---------- Material for this task

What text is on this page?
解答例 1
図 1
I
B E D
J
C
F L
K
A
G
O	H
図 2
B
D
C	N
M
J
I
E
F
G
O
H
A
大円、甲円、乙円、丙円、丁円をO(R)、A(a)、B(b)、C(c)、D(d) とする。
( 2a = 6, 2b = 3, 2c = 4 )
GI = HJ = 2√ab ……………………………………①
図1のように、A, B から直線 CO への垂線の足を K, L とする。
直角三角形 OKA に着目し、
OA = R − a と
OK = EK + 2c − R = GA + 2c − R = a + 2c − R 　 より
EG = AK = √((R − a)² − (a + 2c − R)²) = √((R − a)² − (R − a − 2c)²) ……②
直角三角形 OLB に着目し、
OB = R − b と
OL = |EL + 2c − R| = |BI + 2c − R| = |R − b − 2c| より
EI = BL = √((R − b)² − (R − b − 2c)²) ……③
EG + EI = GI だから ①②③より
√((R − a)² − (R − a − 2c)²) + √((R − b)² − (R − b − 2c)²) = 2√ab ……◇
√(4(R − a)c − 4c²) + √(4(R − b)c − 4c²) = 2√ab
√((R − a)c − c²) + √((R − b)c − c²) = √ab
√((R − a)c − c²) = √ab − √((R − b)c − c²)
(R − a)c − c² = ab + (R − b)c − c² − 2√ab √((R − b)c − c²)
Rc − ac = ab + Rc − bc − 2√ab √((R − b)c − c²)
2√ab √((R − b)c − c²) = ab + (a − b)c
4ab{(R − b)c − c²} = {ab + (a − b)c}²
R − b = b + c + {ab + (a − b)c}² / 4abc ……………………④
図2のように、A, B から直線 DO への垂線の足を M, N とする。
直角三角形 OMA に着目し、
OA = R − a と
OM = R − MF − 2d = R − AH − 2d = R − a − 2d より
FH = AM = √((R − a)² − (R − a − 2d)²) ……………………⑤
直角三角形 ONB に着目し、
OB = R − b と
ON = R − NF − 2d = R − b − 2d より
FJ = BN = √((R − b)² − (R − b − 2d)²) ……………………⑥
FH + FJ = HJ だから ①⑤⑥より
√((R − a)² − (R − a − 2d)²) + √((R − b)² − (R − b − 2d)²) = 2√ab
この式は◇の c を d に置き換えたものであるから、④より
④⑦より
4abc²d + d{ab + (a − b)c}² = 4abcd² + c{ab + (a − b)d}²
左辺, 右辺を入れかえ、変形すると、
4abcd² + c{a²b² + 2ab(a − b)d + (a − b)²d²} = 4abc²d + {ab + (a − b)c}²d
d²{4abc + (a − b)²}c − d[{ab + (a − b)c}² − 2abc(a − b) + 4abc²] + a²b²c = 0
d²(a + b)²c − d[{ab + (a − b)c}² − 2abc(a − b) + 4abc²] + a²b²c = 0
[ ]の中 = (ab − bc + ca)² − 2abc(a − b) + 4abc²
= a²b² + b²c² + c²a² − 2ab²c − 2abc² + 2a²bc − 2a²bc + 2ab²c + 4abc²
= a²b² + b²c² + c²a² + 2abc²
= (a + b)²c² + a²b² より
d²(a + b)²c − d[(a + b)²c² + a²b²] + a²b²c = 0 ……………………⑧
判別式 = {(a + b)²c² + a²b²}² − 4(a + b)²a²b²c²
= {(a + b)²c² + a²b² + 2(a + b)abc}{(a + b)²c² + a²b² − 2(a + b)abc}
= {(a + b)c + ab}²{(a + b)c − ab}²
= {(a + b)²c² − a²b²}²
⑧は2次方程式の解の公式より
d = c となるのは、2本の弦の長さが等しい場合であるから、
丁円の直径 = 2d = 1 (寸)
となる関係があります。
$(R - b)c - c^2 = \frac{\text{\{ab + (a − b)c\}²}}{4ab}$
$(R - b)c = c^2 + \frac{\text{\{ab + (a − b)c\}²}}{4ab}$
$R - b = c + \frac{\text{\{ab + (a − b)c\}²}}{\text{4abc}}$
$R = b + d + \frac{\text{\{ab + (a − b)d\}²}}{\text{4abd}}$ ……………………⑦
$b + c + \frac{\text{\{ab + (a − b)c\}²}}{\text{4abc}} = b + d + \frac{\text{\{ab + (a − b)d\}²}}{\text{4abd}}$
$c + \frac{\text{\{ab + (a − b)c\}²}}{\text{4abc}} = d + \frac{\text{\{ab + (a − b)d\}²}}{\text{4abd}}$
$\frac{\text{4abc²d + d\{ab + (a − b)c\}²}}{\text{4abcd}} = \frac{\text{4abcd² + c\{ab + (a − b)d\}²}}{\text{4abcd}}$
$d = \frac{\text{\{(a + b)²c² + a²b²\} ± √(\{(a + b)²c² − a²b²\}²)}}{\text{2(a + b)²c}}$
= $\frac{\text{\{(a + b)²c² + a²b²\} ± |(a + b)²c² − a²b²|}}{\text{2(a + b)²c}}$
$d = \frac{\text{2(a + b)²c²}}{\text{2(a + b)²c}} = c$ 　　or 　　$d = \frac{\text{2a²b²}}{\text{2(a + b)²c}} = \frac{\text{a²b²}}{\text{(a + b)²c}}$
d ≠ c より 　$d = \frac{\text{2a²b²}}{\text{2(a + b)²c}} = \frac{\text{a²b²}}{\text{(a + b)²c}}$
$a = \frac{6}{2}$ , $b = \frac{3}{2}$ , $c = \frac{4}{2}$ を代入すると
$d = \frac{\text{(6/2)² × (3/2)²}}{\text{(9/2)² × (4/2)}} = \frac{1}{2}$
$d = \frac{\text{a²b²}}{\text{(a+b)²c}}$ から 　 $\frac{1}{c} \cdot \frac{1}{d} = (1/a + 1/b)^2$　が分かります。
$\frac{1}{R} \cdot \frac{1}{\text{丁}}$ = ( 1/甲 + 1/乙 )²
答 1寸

--------------------

### Written problem
Find how many lines in the records contain the string "直角三角形", then give the number alone.

### Exercise response
4